* BEGIN INPUT FOR THIS TASK *
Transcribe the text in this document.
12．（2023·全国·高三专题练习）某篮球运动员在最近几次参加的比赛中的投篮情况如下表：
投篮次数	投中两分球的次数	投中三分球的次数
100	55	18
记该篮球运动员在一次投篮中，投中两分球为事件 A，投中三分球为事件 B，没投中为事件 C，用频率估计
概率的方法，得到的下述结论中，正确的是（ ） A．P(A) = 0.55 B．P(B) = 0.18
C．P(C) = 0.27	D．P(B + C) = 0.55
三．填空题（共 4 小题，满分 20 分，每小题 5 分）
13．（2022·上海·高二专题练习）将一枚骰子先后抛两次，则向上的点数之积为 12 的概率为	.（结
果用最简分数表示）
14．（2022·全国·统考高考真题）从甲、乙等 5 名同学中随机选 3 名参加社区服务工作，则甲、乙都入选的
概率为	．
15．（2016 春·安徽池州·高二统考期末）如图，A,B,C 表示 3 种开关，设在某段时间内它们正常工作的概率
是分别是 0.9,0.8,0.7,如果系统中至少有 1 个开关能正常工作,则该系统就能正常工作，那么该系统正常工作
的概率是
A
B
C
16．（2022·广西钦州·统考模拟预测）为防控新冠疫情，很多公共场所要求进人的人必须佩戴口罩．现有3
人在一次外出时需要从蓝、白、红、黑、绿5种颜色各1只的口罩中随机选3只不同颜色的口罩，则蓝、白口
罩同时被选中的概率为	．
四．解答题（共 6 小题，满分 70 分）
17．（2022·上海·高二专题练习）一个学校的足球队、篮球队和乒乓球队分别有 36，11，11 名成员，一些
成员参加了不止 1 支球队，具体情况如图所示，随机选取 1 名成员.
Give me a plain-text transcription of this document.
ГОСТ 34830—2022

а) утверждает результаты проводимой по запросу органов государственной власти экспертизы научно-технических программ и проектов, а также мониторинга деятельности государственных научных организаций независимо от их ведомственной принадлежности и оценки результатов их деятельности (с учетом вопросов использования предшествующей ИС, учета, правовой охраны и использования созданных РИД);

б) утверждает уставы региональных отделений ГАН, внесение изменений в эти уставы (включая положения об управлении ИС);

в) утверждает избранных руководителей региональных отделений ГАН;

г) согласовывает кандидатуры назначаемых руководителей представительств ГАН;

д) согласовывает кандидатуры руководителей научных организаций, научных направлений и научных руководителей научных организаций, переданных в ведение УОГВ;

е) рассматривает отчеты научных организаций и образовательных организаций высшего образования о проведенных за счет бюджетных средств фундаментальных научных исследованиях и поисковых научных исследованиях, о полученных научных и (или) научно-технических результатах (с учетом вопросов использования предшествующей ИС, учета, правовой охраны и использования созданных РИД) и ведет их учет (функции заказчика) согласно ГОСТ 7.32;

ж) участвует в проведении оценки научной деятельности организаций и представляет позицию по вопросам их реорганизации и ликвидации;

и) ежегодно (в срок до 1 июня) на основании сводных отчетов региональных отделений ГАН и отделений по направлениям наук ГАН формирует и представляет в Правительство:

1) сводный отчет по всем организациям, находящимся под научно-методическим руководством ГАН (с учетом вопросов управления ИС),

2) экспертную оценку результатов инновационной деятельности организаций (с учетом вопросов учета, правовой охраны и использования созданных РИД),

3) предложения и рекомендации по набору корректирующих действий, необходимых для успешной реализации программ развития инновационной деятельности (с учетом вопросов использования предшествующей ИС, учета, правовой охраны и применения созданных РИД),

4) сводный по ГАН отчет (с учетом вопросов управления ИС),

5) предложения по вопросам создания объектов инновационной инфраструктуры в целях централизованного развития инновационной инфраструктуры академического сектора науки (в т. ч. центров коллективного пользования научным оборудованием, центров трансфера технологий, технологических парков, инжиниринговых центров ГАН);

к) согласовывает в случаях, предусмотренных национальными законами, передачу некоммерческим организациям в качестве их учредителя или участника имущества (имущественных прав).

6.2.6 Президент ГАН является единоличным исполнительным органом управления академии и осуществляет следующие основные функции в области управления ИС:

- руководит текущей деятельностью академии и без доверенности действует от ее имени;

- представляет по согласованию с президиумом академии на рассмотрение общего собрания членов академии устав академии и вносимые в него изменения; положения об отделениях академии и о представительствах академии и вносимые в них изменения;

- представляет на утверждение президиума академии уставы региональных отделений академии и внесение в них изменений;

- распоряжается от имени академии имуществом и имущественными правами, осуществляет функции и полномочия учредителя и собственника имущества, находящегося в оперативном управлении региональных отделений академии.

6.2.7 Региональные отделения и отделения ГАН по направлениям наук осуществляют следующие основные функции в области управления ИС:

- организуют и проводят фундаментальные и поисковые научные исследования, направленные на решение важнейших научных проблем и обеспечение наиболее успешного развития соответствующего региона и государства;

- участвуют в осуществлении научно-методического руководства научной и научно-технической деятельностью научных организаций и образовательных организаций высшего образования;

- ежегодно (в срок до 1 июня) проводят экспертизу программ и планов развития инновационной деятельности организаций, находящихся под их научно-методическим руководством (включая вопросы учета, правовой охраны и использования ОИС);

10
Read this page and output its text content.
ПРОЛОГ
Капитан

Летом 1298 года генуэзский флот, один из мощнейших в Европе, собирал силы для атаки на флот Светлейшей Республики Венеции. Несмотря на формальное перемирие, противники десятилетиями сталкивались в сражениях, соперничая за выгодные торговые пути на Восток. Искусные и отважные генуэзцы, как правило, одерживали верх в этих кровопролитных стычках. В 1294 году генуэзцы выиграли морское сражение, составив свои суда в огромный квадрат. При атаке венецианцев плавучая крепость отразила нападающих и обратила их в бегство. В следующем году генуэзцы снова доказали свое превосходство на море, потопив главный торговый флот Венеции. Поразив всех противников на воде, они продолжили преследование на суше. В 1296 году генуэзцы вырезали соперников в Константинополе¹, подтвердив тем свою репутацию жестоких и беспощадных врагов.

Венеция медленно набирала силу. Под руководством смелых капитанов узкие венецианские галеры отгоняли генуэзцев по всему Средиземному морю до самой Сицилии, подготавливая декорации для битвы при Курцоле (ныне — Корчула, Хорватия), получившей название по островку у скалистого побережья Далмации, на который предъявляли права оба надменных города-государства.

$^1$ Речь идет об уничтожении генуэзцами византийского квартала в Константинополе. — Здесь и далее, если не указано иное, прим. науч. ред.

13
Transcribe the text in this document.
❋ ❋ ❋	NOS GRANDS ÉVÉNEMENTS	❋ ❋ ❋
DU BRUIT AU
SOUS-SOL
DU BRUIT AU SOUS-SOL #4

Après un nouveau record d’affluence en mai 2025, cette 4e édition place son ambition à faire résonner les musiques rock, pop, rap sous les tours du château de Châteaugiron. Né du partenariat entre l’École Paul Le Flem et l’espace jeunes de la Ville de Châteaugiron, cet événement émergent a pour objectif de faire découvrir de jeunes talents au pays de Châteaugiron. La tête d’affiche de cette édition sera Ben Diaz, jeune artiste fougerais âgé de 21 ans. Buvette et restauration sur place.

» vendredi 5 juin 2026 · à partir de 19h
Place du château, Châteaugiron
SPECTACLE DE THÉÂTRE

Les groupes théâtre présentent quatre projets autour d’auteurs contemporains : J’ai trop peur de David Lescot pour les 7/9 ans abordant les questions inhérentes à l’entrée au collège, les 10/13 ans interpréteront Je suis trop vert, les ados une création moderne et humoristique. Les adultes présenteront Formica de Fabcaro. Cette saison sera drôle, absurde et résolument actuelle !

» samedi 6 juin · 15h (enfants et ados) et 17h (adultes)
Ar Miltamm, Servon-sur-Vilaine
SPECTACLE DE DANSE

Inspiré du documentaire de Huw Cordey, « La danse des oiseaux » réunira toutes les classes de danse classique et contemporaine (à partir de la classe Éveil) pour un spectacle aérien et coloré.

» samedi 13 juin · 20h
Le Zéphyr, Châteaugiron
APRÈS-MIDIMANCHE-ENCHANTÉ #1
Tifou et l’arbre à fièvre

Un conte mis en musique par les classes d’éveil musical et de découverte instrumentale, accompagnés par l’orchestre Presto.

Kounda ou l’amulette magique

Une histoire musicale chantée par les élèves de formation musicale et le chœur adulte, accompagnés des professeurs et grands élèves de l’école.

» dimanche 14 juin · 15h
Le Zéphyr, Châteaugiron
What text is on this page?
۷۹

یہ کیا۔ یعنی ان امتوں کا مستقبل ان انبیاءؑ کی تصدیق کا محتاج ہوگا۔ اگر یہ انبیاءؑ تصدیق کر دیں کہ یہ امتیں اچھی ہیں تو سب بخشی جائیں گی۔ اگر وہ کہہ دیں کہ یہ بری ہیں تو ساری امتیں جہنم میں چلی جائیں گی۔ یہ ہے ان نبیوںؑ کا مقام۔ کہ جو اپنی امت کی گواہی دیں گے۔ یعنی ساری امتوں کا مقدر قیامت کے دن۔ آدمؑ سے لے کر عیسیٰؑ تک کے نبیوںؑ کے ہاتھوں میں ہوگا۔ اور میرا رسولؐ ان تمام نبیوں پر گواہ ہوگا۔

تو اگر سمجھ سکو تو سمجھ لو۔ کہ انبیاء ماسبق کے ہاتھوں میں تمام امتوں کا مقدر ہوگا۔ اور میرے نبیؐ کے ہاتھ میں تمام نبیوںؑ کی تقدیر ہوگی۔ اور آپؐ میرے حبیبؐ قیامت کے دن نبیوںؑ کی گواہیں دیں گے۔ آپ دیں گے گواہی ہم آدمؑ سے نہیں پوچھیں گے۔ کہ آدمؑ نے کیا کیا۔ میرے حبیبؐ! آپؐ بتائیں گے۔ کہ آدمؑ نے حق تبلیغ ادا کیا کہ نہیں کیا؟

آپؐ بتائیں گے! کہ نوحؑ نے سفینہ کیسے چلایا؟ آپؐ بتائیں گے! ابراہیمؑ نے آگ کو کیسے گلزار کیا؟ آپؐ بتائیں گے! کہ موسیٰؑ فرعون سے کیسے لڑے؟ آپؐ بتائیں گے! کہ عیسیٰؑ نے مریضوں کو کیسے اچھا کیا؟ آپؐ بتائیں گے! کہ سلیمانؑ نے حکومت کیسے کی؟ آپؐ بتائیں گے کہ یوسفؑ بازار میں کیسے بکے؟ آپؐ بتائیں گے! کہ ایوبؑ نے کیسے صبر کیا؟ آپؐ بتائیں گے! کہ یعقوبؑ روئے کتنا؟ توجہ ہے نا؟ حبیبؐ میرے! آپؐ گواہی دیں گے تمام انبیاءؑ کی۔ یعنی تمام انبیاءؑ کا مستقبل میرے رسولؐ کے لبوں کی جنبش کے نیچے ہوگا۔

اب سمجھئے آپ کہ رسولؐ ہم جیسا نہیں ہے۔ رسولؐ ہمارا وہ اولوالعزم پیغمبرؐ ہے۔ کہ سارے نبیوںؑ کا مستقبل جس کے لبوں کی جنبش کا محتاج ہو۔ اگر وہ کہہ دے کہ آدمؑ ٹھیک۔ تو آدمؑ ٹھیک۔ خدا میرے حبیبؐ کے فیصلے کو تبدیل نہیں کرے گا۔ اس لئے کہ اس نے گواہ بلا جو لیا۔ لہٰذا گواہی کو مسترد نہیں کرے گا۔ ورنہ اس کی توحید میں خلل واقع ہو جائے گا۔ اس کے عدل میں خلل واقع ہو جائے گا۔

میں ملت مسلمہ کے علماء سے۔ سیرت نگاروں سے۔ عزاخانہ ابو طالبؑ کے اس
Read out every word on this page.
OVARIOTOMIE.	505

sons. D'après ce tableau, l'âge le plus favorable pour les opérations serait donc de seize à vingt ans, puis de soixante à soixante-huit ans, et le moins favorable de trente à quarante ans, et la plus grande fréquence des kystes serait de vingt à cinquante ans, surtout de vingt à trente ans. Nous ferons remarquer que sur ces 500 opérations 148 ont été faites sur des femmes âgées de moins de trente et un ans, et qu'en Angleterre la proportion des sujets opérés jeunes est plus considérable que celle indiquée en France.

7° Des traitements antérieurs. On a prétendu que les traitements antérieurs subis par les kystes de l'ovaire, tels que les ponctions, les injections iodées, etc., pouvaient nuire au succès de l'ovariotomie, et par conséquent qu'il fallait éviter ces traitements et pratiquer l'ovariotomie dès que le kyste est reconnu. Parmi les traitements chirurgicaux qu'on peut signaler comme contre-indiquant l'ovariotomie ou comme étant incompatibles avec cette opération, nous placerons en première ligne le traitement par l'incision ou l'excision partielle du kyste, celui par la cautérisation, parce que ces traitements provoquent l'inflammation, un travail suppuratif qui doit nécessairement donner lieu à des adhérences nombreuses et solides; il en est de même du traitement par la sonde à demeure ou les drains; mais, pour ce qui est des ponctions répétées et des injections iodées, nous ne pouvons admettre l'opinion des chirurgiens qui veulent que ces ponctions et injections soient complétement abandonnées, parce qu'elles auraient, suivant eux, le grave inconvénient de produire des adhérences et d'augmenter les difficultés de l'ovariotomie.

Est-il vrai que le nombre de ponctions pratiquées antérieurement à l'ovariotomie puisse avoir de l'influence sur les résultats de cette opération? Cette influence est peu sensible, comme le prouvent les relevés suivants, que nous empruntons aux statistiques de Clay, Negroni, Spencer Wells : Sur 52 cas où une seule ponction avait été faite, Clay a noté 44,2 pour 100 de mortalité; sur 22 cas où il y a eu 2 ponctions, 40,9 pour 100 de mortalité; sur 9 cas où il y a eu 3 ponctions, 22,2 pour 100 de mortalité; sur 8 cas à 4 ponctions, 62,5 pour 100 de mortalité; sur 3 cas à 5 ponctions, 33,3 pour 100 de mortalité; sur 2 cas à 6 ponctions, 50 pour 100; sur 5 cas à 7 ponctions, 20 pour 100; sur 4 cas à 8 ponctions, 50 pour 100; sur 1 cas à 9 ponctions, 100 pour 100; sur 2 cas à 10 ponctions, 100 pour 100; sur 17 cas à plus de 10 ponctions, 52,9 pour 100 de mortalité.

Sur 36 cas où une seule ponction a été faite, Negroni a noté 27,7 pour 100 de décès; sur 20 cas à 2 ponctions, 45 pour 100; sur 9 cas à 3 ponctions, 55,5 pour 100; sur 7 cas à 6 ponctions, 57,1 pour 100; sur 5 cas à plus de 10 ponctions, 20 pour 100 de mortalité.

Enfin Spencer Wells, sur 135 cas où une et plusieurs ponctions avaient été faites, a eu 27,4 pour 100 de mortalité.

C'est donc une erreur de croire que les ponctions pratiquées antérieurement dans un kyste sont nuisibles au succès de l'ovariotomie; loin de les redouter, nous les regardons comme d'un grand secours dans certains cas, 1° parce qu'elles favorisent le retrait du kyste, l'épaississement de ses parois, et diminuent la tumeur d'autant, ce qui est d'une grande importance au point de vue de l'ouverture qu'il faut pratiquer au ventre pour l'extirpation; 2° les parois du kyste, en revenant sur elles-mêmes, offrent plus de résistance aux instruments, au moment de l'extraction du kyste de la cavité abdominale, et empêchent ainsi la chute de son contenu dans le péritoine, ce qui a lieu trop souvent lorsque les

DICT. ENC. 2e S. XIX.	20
* END INPUT FOR THIS TASK *
# EXERCISE DIRECTIONS
For each line of the listing that holds the word "развития", show that line.

# THE OUTPUT
3) предложения и рекомендации по набору корректирующих действий, необходимых для успешной реализации программ развития инновационной деятельности (с учетом вопросов использования предшествующей ИС, учета, правовой охраны и применения созданных РИД),
5) предложения по вопросам создания объектов инновационной инфраструктуры в целях централизованного развития инновационной инфраструктуры академического сектора науки (в т. ч. центров коллективного пользования научным оборудованием, центров трансфера технологий, технологических парков, инжиниринговых центров ГАН);
- организуют и проводят фундаментальные и поисковые научные исследования, направленные на решение важнейших научных проблем и обеспечение наиболее успешного развития соответствующего региона и государства;
- ежегодно (в срок до 1 июня) проводят экспертизу программ и планов развития инновационной деятельности организаций, находящихся под их научно-методическим руководством (включая вопросы учета, правовой охраны и использования ОИС);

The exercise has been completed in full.